Do this
Every entry below should be transcribed exactly; pictures stay out of the copy.

Task material
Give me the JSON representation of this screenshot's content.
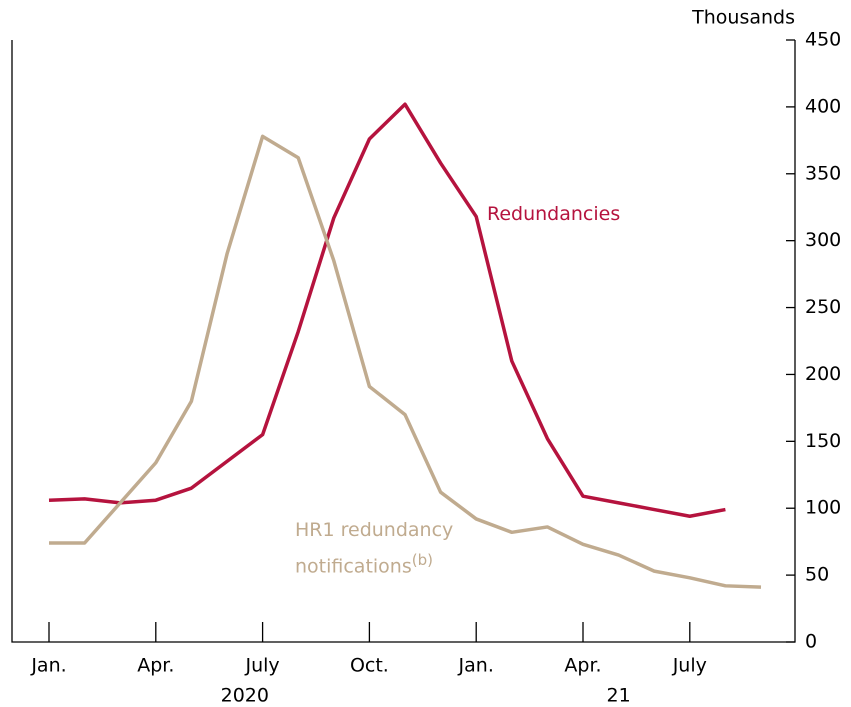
{
  "chart_data": {
    "type": "line",
    "y_axis_label": "Thousands",
    "categories": [
      "Jan.",
      null,
      null,
      "Apr.",
      null,
      null,
      "July",
      null,
      null,
      "Oct.",
      null,
      null,
      "Jan.",
      null,
      null,
      "Apr.",
      null,
      null,
      "July",
      null,
      null
    ],
    "x_groups": [
      {
        "label": "2020",
        "start": 0,
        "end": 11
      },
      {
        "label": "21",
        "start": 12,
        "end": 20
      }
    ],
    "series": [
      {
        "name": "Redundancies",
        "color": "#b5133e",
        "values": [
          106,
          107,
          104,
          106,
          115,
          135,
          155,
          232,
          317,
          376,
          402,
          358,
          318,
          210,
          152,
          109,
          104,
          99,
          94,
          99,
          null
        ]
      },
      {
        "name": "HR1 redundancy notifications",
        "name_note": "(b)",
        "color": "#c0ab8f",
        "values": [
          74,
          74,
          104,
          134,
          180,
          290,
          378,
          362,
          285,
          191,
          170,
          112,
          92,
          82,
          86,
          73,
          65,
          53,
          48,
          42,
          41
        ]
      }
    ],
    "ylim": [
      0,
      450
    ],
    "yticks": [
      0,
      50,
      100,
      150,
      200,
      250,
      300,
      350,
      400,
      450
    ],
    "y_axis_side": "right"
  }
}
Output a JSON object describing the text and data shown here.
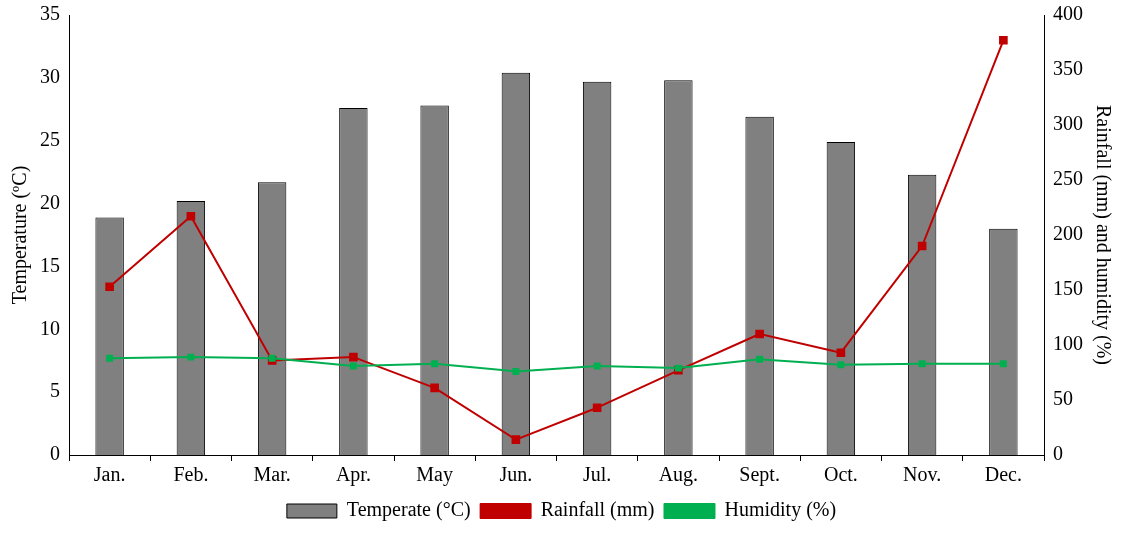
{
  "chart_data": {
    "type": "bar",
    "ylabel": "Temperature (ºC)",
    "y2label": "Rainfall (mm) and humidity (%)",
    "categories": [
      "Jan.",
      "Feb.",
      "Mar.",
      "Apr.",
      "May",
      "Jun.",
      "Jul.",
      "Aug.",
      "Sept.",
      "Oct.",
      "Nov.",
      "Dec."
    ],
    "series": [
      {
        "name": "Temperate (°C)",
        "color": "#808080",
        "values": [
          18.9,
          20.2,
          21.7,
          27.6,
          27.8,
          30.4,
          29.7,
          29.8,
          26.9,
          24.9,
          22.3,
          18.0
        ]
      },
      {
        "name": "Rainfall (mm)",
        "type": "line",
        "axis": "y2",
        "color": "#c00000",
        "values": [
          153,
          217,
          86,
          89,
          61,
          14,
          43,
          77,
          110,
          93,
          190,
          377
        ]
      },
      {
        "name": "Humidity (%)",
        "type": "line",
        "axis": "y2",
        "color": "#00b050",
        "values": [
          88,
          89,
          88,
          81,
          83,
          76,
          81,
          79,
          87,
          82,
          83,
          83
        ]
      }
    ],
    "ylim": [
      0,
      35
    ],
    "yticks": [
      0,
      5,
      10,
      15,
      20,
      25,
      30,
      35
    ],
    "y2lim": [
      0,
      400
    ],
    "y2ticks": [
      0,
      50,
      100,
      150,
      200,
      250,
      300,
      350,
      400
    ],
    "grid": false,
    "legend": "bottom",
    "marker": "square",
    "line_style": "solid"
  }
}
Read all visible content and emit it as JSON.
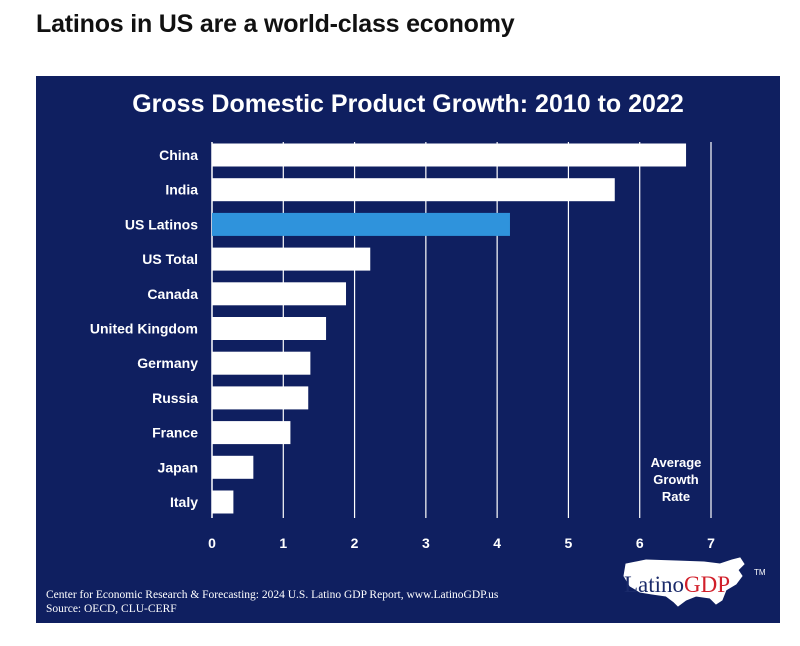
{
  "headline": "Latinos in US are a world-class economy",
  "chart_data": {
    "type": "bar",
    "orientation": "horizontal",
    "title": "Gross Domestic Product Growth: 2010 to 2022",
    "categories": [
      "China",
      "India",
      "US Latinos",
      "US Total",
      "Canada",
      "United Kingdom",
      "Germany",
      "Russia",
      "France",
      "Japan",
      "Italy"
    ],
    "values": [
      6.65,
      5.65,
      4.18,
      2.22,
      1.88,
      1.6,
      1.38,
      1.35,
      1.1,
      0.58,
      0.3
    ],
    "highlight": "US Latinos",
    "colors": {
      "bar": "#ffffff",
      "highlight": "#2f93dc",
      "background": "#0f1f60",
      "grid": "#ffffff"
    },
    "xlim": [
      0,
      7
    ],
    "xticks": [
      "0",
      "1",
      "2",
      "3",
      "4",
      "5",
      "6",
      "7"
    ],
    "grid": "vertical",
    "annotation": [
      "Average",
      "Growth",
      "Rate"
    ]
  },
  "footer": {
    "line1": "Center for Economic Research & Forecasting: 2024 U.S. Latino GDP Report, www.LatinoGDP.us",
    "line2": "Source: OECD, CLU-CERF"
  },
  "logo": {
    "part1": "Latino",
    "part2": "GDP",
    "tm": "TM"
  }
}
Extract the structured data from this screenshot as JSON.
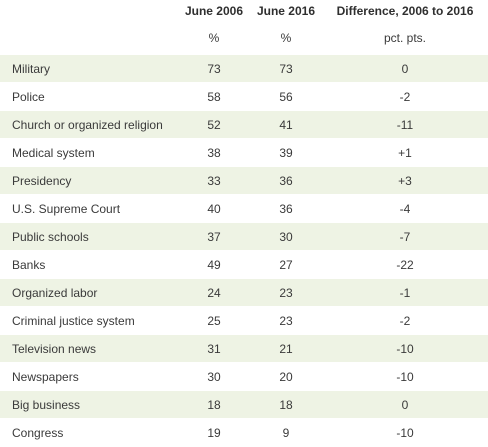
{
  "header": {
    "col_label": "",
    "col_2006": "June 2006",
    "col_2016": "June 2016",
    "col_diff": "Difference, 2006 to 2016"
  },
  "units": {
    "col_label": "",
    "col_2006": "%",
    "col_2016": "%",
    "col_diff": "pct. pts."
  },
  "rows": [
    {
      "institution": "Military",
      "june_2006": "73",
      "june_2016": "73",
      "difference": "0"
    },
    {
      "institution": "Police",
      "june_2006": "58",
      "june_2016": "56",
      "difference": "-2"
    },
    {
      "institution": "Church or organized religion",
      "june_2006": "52",
      "june_2016": "41",
      "difference": "-11"
    },
    {
      "institution": "Medical system",
      "june_2006": "38",
      "june_2016": "39",
      "difference": "+1"
    },
    {
      "institution": "Presidency",
      "june_2006": "33",
      "june_2016": "36",
      "difference": "+3"
    },
    {
      "institution": "U.S. Supreme Court",
      "june_2006": "40",
      "june_2016": "36",
      "difference": "-4"
    },
    {
      "institution": "Public schools",
      "june_2006": "37",
      "june_2016": "30",
      "difference": "-7"
    },
    {
      "institution": "Banks",
      "june_2006": "49",
      "june_2016": "27",
      "difference": "-22"
    },
    {
      "institution": "Organized labor",
      "june_2006": "24",
      "june_2016": "23",
      "difference": "-1"
    },
    {
      "institution": "Criminal justice system",
      "june_2006": "25",
      "june_2016": "23",
      "difference": "-2"
    },
    {
      "institution": "Television news",
      "june_2006": "31",
      "june_2016": "21",
      "difference": "-10"
    },
    {
      "institution": "Newspapers",
      "june_2006": "30",
      "june_2016": "20",
      "difference": "-10"
    },
    {
      "institution": "Big business",
      "june_2006": "18",
      "june_2016": "18",
      "difference": "0"
    },
    {
      "institution": "Congress",
      "june_2006": "19",
      "june_2016": "9",
      "difference": "-10"
    }
  ]
}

Complete output
Give me the JSON representation of this screenshot's content.
{
  "chart_data": {
    "type": "line",
    "y_axis_label": "Thousands",
    "categories": [
      "Jan.",
      null,
      null,
      "Apr.",
      null,
      null,
      "July",
      null,
      null,
      "Oct.",
      null,
      null,
      "Jan.",
      null,
      null,
      "Apr.",
      null,
      null,
      "July",
      null,
      null
    ],
    "x_groups": [
      {
        "label": "2020",
        "start": 0,
        "end": 11
      },
      {
        "label": "21",
        "start": 12,
        "end": 20
      }
    ],
    "series": [
      {
        "name": "Redundancies",
        "color": "#b5133e",
        "values": [
          106,
          107,
          104,
          106,
          115,
          135,
          155,
          232,
          317,
          376,
          402,
          358,
          318,
          210,
          152,
          109,
          104,
          99,
          94,
          99,
          null
        ]
      },
      {
        "name": "HR1 redundancy notifications",
        "name_note": "(b)",
        "color": "#c0ab8f",
        "values": [
          74,
          74,
          104,
          134,
          180,
          290,
          378,
          362,
          285,
          191,
          170,
          112,
          92,
          82,
          86,
          73,
          65,
          53,
          48,
          42,
          41
        ]
      }
    ],
    "ylim": [
      0,
      450
    ],
    "yticks": [
      0,
      50,
      100,
      150,
      200,
      250,
      300,
      350,
      400,
      450
    ],
    "y_axis_side": "right"
  }
}
Output a JSON object describing the text and data shown here.
{
  "chart_data": {
    "type": "bar",
    "ylabel": "Temperature (ºC)",
    "y2label": "Rainfall (mm) and humidity (%)",
    "categories": [
      "Jan.",
      "Feb.",
      "Mar.",
      "Apr.",
      "May",
      "Jun.",
      "Jul.",
      "Aug.",
      "Sept.",
      "Oct.",
      "Nov.",
      "Dec."
    ],
    "series": [
      {
        "name": "Temperate (°C)",
        "color": "#808080",
        "values": [
          18.9,
          20.2,
          21.7,
          27.6,
          27.8,
          30.4,
          29.7,
          29.8,
          26.9,
          24.9,
          22.3,
          18.0
        ]
      },
      {
        "name": "Rainfall (mm)",
        "type": "line",
        "axis": "y2",
        "color": "#c00000",
        "values": [
          153,
          217,
          86,
          89,
          61,
          14,
          43,
          77,
          110,
          93,
          190,
          377
        ]
      },
      {
        "name": "Humidity (%)",
        "type": "line",
        "axis": "y2",
        "color": "#00b050",
        "values": [
          88,
          89,
          88,
          81,
          83,
          76,
          81,
          79,
          87,
          82,
          83,
          83
        ]
      }
    ],
    "ylim": [
      0,
      35
    ],
    "yticks": [
      0,
      5,
      10,
      15,
      20,
      25,
      30,
      35
    ],
    "y2lim": [
      0,
      400
    ],
    "y2ticks": [
      0,
      50,
      100,
      150,
      200,
      250,
      300,
      350,
      400
    ],
    "grid": false,
    "legend": "bottom",
    "marker": "square",
    "line_style": "solid"
  }
}
Read all visible content and emit it as JSON.
{
  "headline": "Latinos in US are a world-class economy",
  "chart_data": {
    "type": "bar",
    "orientation": "horizontal",
    "title": "Gross Domestic Product Growth: 2010 to 2022",
    "categories": [
      "China",
      "India",
      "US Latinos",
      "US Total",
      "Canada",
      "United Kingdom",
      "Germany",
      "Russia",
      "France",
      "Japan",
      "Italy"
    ],
    "values": [
      6.65,
      5.65,
      4.18,
      2.22,
      1.88,
      1.6,
      1.38,
      1.35,
      1.1,
      0.58,
      0.3
    ],
    "highlight": "US Latinos",
    "colors": {
      "bar": "#ffffff",
      "highlight": "#2f93dc",
      "background": "#0f1f60",
      "grid": "#ffffff"
    },
    "xlim": [
      0,
      7
    ],
    "xticks": [
      "0",
      "1",
      "2",
      "3",
      "4",
      "5",
      "6",
      "7"
    ],
    "grid": "vertical",
    "annotation": [
      "Average",
      "Growth",
      "Rate"
    ]
  },
  "footer": {
    "line1": "Center for Economic Research & Forecasting: 2024 U.S. Latino GDP Report, www.LatinoGDP.us",
    "line2": "Source: OECD, CLU-CERF"
  },
  "logo": {
    "part1": "Latino",
    "part2": "GDP",
    "tm": "TM"
  }
}
Extract the structured data from this screenshot as JSON.
{
  "header": {
    "col_label": "",
    "col_2006": "June 2006",
    "col_2016": "June 2016",
    "col_diff": "Difference, 2006 to 2016"
  },
  "units": {
    "col_label": "",
    "col_2006": "%",
    "col_2016": "%",
    "col_diff": "pct. pts."
  },
  "rows": [
    {
      "institution": "Military",
      "june_2006": "73",
      "june_2016": "73",
      "difference": "0"
    },
    {
      "institution": "Police",
      "june_2006": "58",
      "june_2016": "56",
      "difference": "-2"
    },
    {
      "institution": "Church or organized religion",
      "june_2006": "52",
      "june_2016": "41",
      "difference": "-11"
    },
    {
      "institution": "Medical system",
      "june_2006": "38",
      "june_2016": "39",
      "difference": "+1"
    },
    {
      "institution": "Presidency",
      "june_2006": "33",
      "june_2016": "36",
      "difference": "+3"
    },
    {
      "institution": "U.S. Supreme Court",
      "june_2006": "40",
      "june_2016": "36",
      "difference": "-4"
    },
    {
      "institution": "Public schools",
      "june_2006": "37",
      "june_2016": "30",
      "difference": "-7"
    },
    {
      "institution": "Banks",
      "june_2006": "49",
      "june_2016": "27",
      "difference": "-22"
    },
    {
      "institution": "Organized labor",
      "june_2006": "24",
      "june_2016": "23",
      "difference": "-1"
    },
    {
      "institution": "Criminal justice system",
      "june_2006": "25",
      "june_2016": "23",
      "difference": "-2"
    },
    {
      "institution": "Television news",
      "june_2006": "31",
      "june_2016": "21",
      "difference": "-10"
    },
    {
      "institution": "Newspapers",
      "june_2006": "30",
      "june_2016": "20",
      "difference": "-10"
    },
    {
      "institution": "Big business",
      "june_2006": "18",
      "june_2016": "18",
      "difference": "0"
    },
    {
      "institution": "Congress",
      "june_2006": "19",
      "june_2016": "9",
      "difference": "-10"
    }
  ]
}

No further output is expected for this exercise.